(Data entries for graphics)

-- START --

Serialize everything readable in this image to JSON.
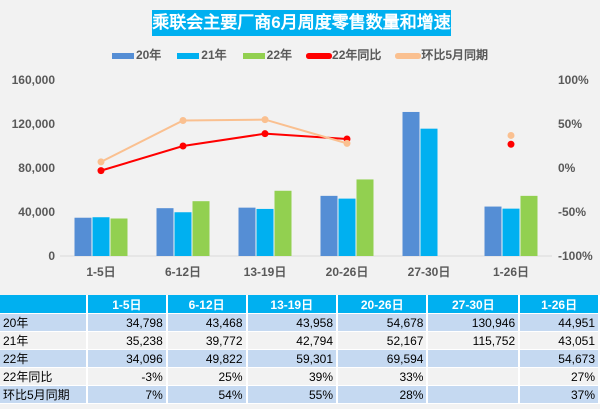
{
  "chart_data": {
    "type": "bar",
    "title": "乘联会主要厂商6月周度零售数量和增速",
    "categories": [
      "1-5日",
      "6-12日",
      "13-19日",
      "20-26日",
      "27-30日",
      "1-26日"
    ],
    "ylim": [
      0,
      160000
    ],
    "yticks": [
      "0",
      "40,000",
      "80,000",
      "120,000",
      "160,000"
    ],
    "y2lim": [
      -100,
      100
    ],
    "y2ticks": [
      "-100%",
      "-50%",
      "0%",
      "50%",
      "100%"
    ],
    "legend_position": "top",
    "series": [
      {
        "name": "20年",
        "type": "bar",
        "color": "#558ed5",
        "values": [
          34798,
          43468,
          43958,
          54678,
          130946,
          44951
        ]
      },
      {
        "name": "21年",
        "type": "bar",
        "color": "#00b0f0",
        "values": [
          35238,
          39772,
          42794,
          52167,
          115752,
          43051
        ]
      },
      {
        "name": "22年",
        "type": "bar",
        "color": "#92d050",
        "values": [
          34096,
          49822,
          59301,
          69594,
          null,
          54673
        ]
      },
      {
        "name": "22年同比",
        "type": "line",
        "axis": "right",
        "color": "#ff0000",
        "values": [
          -3,
          25,
          39,
          33,
          null,
          27
        ]
      },
      {
        "name": "环比5月同期",
        "type": "line",
        "axis": "right",
        "color": "#fac090",
        "values": [
          7,
          54,
          55,
          28,
          null,
          37
        ]
      }
    ]
  },
  "table": {
    "header": [
      "",
      "1-5日",
      "6-12日",
      "13-19日",
      "20-26日",
      "27-30日",
      "1-26日"
    ],
    "rows": [
      [
        "20年",
        "34,798",
        "43,468",
        "43,958",
        "54,678",
        "130,946",
        "44,951"
      ],
      [
        "21年",
        "35,238",
        "39,772",
        "42,794",
        "52,167",
        "115,752",
        "43,051"
      ],
      [
        "22年",
        "34,096",
        "49,822",
        "59,301",
        "69,594",
        "",
        "54,673"
      ],
      [
        "22年同比",
        "-3%",
        "25%",
        "39%",
        "33%",
        "",
        "27%"
      ],
      [
        "环比5月同期",
        "7%",
        "54%",
        "55%",
        "28%",
        "",
        "37%"
      ]
    ]
  }
}
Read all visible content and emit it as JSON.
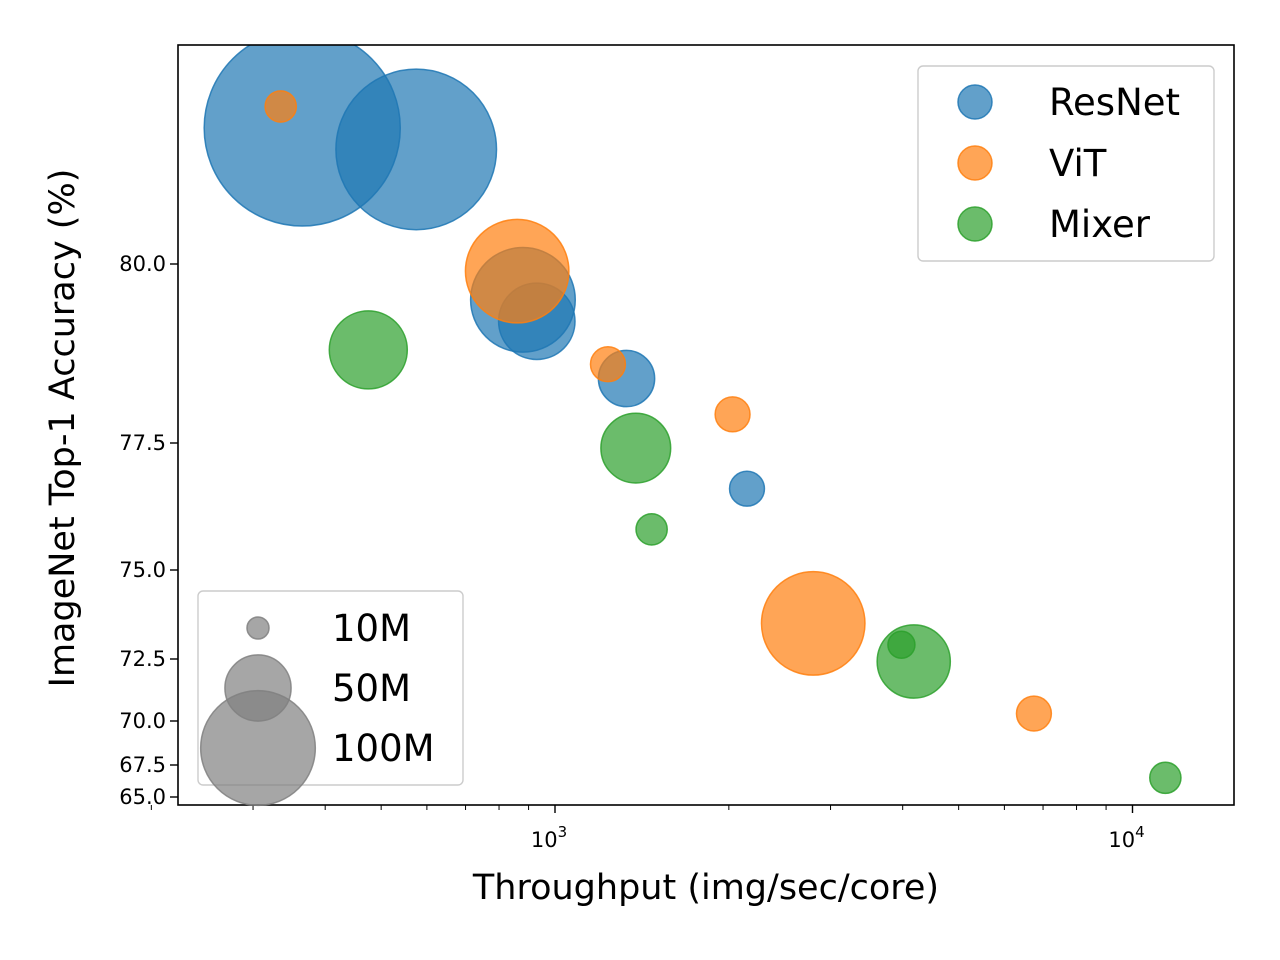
{
  "chart_data": {
    "type": "scatter",
    "xlabel": "Throughput (img/sec/core)",
    "ylabel": "ImageNet Top-1 Accuracy (%)",
    "x_scale": "log",
    "xlim": [
      200,
      15500
    ],
    "y_ticks": [
      {
        "label": "65.0"
      },
      {
        "label": "67.5"
      },
      {
        "label": "70.0"
      },
      {
        "label": "72.5"
      },
      {
        "label": "75.0"
      },
      {
        "label": "77.5"
      },
      {
        "label": "80.0"
      }
    ],
    "x_ticks": [
      {
        "value": 1000,
        "base": "10",
        "exp": "3"
      },
      {
        "value": 10000,
        "base": "10",
        "exp": "4"
      }
    ],
    "size_unit": "parameters (M)",
    "series": [
      {
        "name": "ResNet",
        "color": "#1f77b4",
        "points": [
          {
            "x": 365,
            "y": 81.9,
            "params": 158
          },
          {
            "x": 575,
            "y": 81.6,
            "params": 106
          },
          {
            "x": 880,
            "y": 79.5,
            "params": 45
          },
          {
            "x": 930,
            "y": 79.2,
            "params": 24
          },
          {
            "x": 1330,
            "y": 78.4,
            "params": 13
          },
          {
            "x": 2150,
            "y": 76.6,
            "params": 5
          }
        ]
      },
      {
        "name": "ViT",
        "color": "#ff7f0e",
        "points": [
          {
            "x": 335,
            "y": 82.2,
            "params": 4
          },
          {
            "x": 860,
            "y": 79.9,
            "params": 44
          },
          {
            "x": 1235,
            "y": 78.6,
            "params": 5
          },
          {
            "x": 2030,
            "y": 77.9,
            "params": 5
          },
          {
            "x": 2800,
            "y": 73.5,
            "params": 44
          },
          {
            "x": 6750,
            "y": 70.3,
            "params": 5
          }
        ]
      },
      {
        "name": "Mixer",
        "color": "#2ca02c",
        "points": [
          {
            "x": 475,
            "y": 78.8,
            "params": 25
          },
          {
            "x": 1380,
            "y": 77.4,
            "params": 20
          },
          {
            "x": 1470,
            "y": 75.8,
            "params": 4
          },
          {
            "x": 4180,
            "y": 72.4,
            "params": 22
          },
          {
            "x": 3980,
            "y": 72.9,
            "params": 3
          },
          {
            "x": 11400,
            "y": 66.5,
            "params": 4
          }
        ]
      }
    ],
    "size_legend": [
      {
        "label": "10M",
        "params": 2
      },
      {
        "label": "50M",
        "params": 18
      },
      {
        "label": "100M",
        "params": 54
      }
    ],
    "color_legend_position": "top-right",
    "size_legend_position": "bottom-left",
    "grid": false
  }
}
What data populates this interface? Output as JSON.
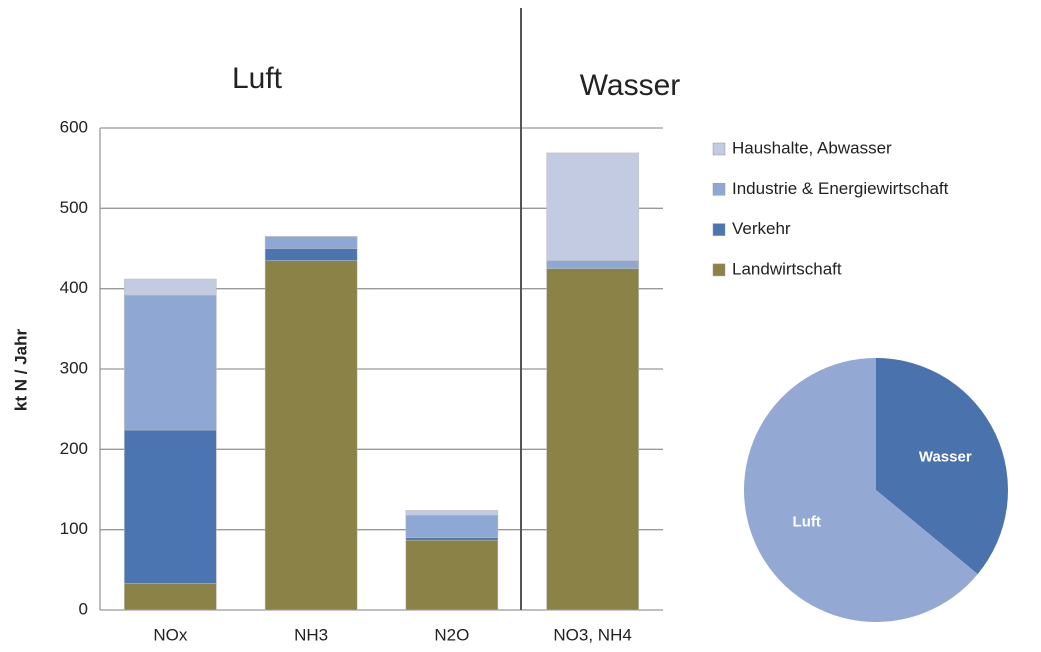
{
  "chart_data": [
    {
      "type": "stacked-bar",
      "y_label": "kt N / Jahr",
      "sections": [
        "Luft",
        "Wasser"
      ],
      "categories": [
        "NOx",
        "NH3",
        "N2O",
        "NO3, NH4"
      ],
      "series": [
        {
          "name": "Landwirtschaft",
          "color": "#8b8248",
          "values": [
            33,
            435,
            87,
            425
          ]
        },
        {
          "name": "Verkehr",
          "color": "#4a75b0",
          "values": [
            191,
            15,
            3,
            0
          ]
        },
        {
          "name": "Industrie & Energiewirtschaft",
          "color": "#8fa8d3",
          "values": [
            168,
            15,
            28,
            10
          ]
        },
        {
          "name": "Haushalte, Abwasser",
          "color": "#c3cbe3",
          "values": [
            20,
            0,
            6,
            134
          ]
        }
      ],
      "ylim": [
        0,
        600
      ],
      "yticks": [
        0,
        100,
        200,
        300,
        400,
        500,
        600
      ],
      "grid": true,
      "legend": "right"
    },
    {
      "type": "pie",
      "categories": [
        "Wasser",
        "Luft"
      ],
      "values": [
        36,
        64
      ],
      "colors": [
        "#4a72ad",
        "#93a9d4"
      ]
    }
  ]
}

-- END --

| Description of the task |
Omit the pictures and output all of the other material exactly.

| Reply to the task |
Serialize everything readable in this image to JSON.
{
  "chart_data": {
    "type": "bar",
    "title": "乘联会主要厂商6月周度零售数量和增速",
    "categories": [
      "1-5日",
      "6-12日",
      "13-19日",
      "20-26日",
      "27-30日",
      "1-26日"
    ],
    "ylim": [
      0,
      160000
    ],
    "yticks": [
      "0",
      "40,000",
      "80,000",
      "120,000",
      "160,000"
    ],
    "y2lim": [
      -100,
      100
    ],
    "y2ticks": [
      "-100%",
      "-50%",
      "0%",
      "50%",
      "100%"
    ],
    "legend_position": "top",
    "series": [
      {
        "name": "20年",
        "type": "bar",
        "color": "#558ed5",
        "values": [
          34798,
          43468,
          43958,
          54678,
          130946,
          44951
        ]
      },
      {
        "name": "21年",
        "type": "bar",
        "color": "#00b0f0",
        "values": [
          35238,
          39772,
          42794,
          52167,
          115752,
          43051
        ]
      },
      {
        "name": "22年",
        "type": "bar",
        "color": "#92d050",
        "values": [
          34096,
          49822,
          59301,
          69594,
          null,
          54673
        ]
      },
      {
        "name": "22年同比",
        "type": "line",
        "axis": "right",
        "color": "#ff0000",
        "values": [
          -3,
          25,
          39,
          33,
          null,
          27
        ]
      },
      {
        "name": "环比5月同期",
        "type": "line",
        "axis": "right",
        "color": "#fac090",
        "values": [
          7,
          54,
          55,
          28,
          null,
          37
        ]
      }
    ]
  },
  "table": {
    "header": [
      "",
      "1-5日",
      "6-12日",
      "13-19日",
      "20-26日",
      "27-30日",
      "1-26日"
    ],
    "rows": [
      [
        "20年",
        "34,798",
        "43,468",
        "43,958",
        "54,678",
        "130,946",
        "44,951"
      ],
      [
        "21年",
        "35,238",
        "39,772",
        "42,794",
        "52,167",
        "115,752",
        "43,051"
      ],
      [
        "22年",
        "34,096",
        "49,822",
        "59,301",
        "69,594",
        "",
        "54,673"
      ],
      [
        "22年同比",
        "-3%",
        "25%",
        "39%",
        "33%",
        "",
        "27%"
      ],
      [
        "环比5月同期",
        "7%",
        "54%",
        "55%",
        "28%",
        "",
        "37%"
      ]
    ]
  }
}
Read all visible content and emit it as JSON.
{
  "chart_data": {
    "type": "scatter",
    "xlabel": "Throughput (img/sec/core)",
    "ylabel": "ImageNet Top-1 Accuracy (%)",
    "x_scale": "log",
    "xlim": [
      200,
      15500
    ],
    "y_ticks": [
      {
        "label": "65.0"
      },
      {
        "label": "67.5"
      },
      {
        "label": "70.0"
      },
      {
        "label": "72.5"
      },
      {
        "label": "75.0"
      },
      {
        "label": "77.5"
      },
      {
        "label": "80.0"
      }
    ],
    "x_ticks": [
      {
        "value": 1000,
        "base": "10",
        "exp": "3"
      },
      {
        "value": 10000,
        "base": "10",
        "exp": "4"
      }
    ],
    "size_unit": "parameters (M)",
    "series": [
      {
        "name": "ResNet",
        "color": "#1f77b4",
        "points": [
          {
            "x": 365,
            "y": 81.9,
            "params": 158
          },
          {
            "x": 575,
            "y": 81.6,
            "params": 106
          },
          {
            "x": 880,
            "y": 79.5,
            "params": 45
          },
          {
            "x": 930,
            "y": 79.2,
            "params": 24
          },
          {
            "x": 1330,
            "y": 78.4,
            "params": 13
          },
          {
            "x": 2150,
            "y": 76.6,
            "params": 5
          }
        ]
      },
      {
        "name": "ViT",
        "color": "#ff7f0e",
        "points": [
          {
            "x": 335,
            "y": 82.2,
            "params": 4
          },
          {
            "x": 860,
            "y": 79.9,
            "params": 44
          },
          {
            "x": 1235,
            "y": 78.6,
            "params": 5
          },
          {
            "x": 2030,
            "y": 77.9,
            "params": 5
          },
          {
            "x": 2800,
            "y": 73.5,
            "params": 44
          },
          {
            "x": 6750,
            "y": 70.3,
            "params": 5
          }
        ]
      },
      {
        "name": "Mixer",
        "color": "#2ca02c",
        "points": [
          {
            "x": 475,
            "y": 78.8,
            "params": 25
          },
          {
            "x": 1380,
            "y": 77.4,
            "params": 20
          },
          {
            "x": 1470,
            "y": 75.8,
            "params": 4
          },
          {
            "x": 4180,
            "y": 72.4,
            "params": 22
          },
          {
            "x": 3980,
            "y": 72.9,
            "params": 3
          },
          {
            "x": 11400,
            "y": 66.5,
            "params": 4
          }
        ]
      }
    ],
    "size_legend": [
      {
        "label": "10M",
        "params": 2
      },
      {
        "label": "50M",
        "params": 18
      },
      {
        "label": "100M",
        "params": 54
      }
    ],
    "color_legend_position": "top-right",
    "size_legend_position": "bottom-left",
    "grid": false
  }
}
What data populates this interface? Output as JSON.
{
  "chart_data": [
    {
      "type": "stacked-bar",
      "y_label": "kt N / Jahr",
      "sections": [
        "Luft",
        "Wasser"
      ],
      "categories": [
        "NOx",
        "NH3",
        "N2O",
        "NO3, NH4"
      ],
      "series": [
        {
          "name": "Landwirtschaft",
          "color": "#8b8248",
          "values": [
            33,
            435,
            87,
            425
          ]
        },
        {
          "name": "Verkehr",
          "color": "#4a75b0",
          "values": [
            191,
            15,
            3,
            0
          ]
        },
        {
          "name": "Industrie & Energiewirtschaft",
          "color": "#8fa8d3",
          "values": [
            168,
            15,
            28,
            10
          ]
        },
        {
          "name": "Haushalte, Abwasser",
          "color": "#c3cbe3",
          "values": [
            20,
            0,
            6,
            134
          ]
        }
      ],
      "ylim": [
        0,
        600
      ],
      "yticks": [
        0,
        100,
        200,
        300,
        400,
        500,
        600
      ],
      "grid": true,
      "legend": "right"
    },
    {
      "type": "pie",
      "categories": [
        "Wasser",
        "Luft"
      ],
      "values": [
        36,
        64
      ],
      "colors": [
        "#4a72ad",
        "#93a9d4"
      ]
    }
  ]
}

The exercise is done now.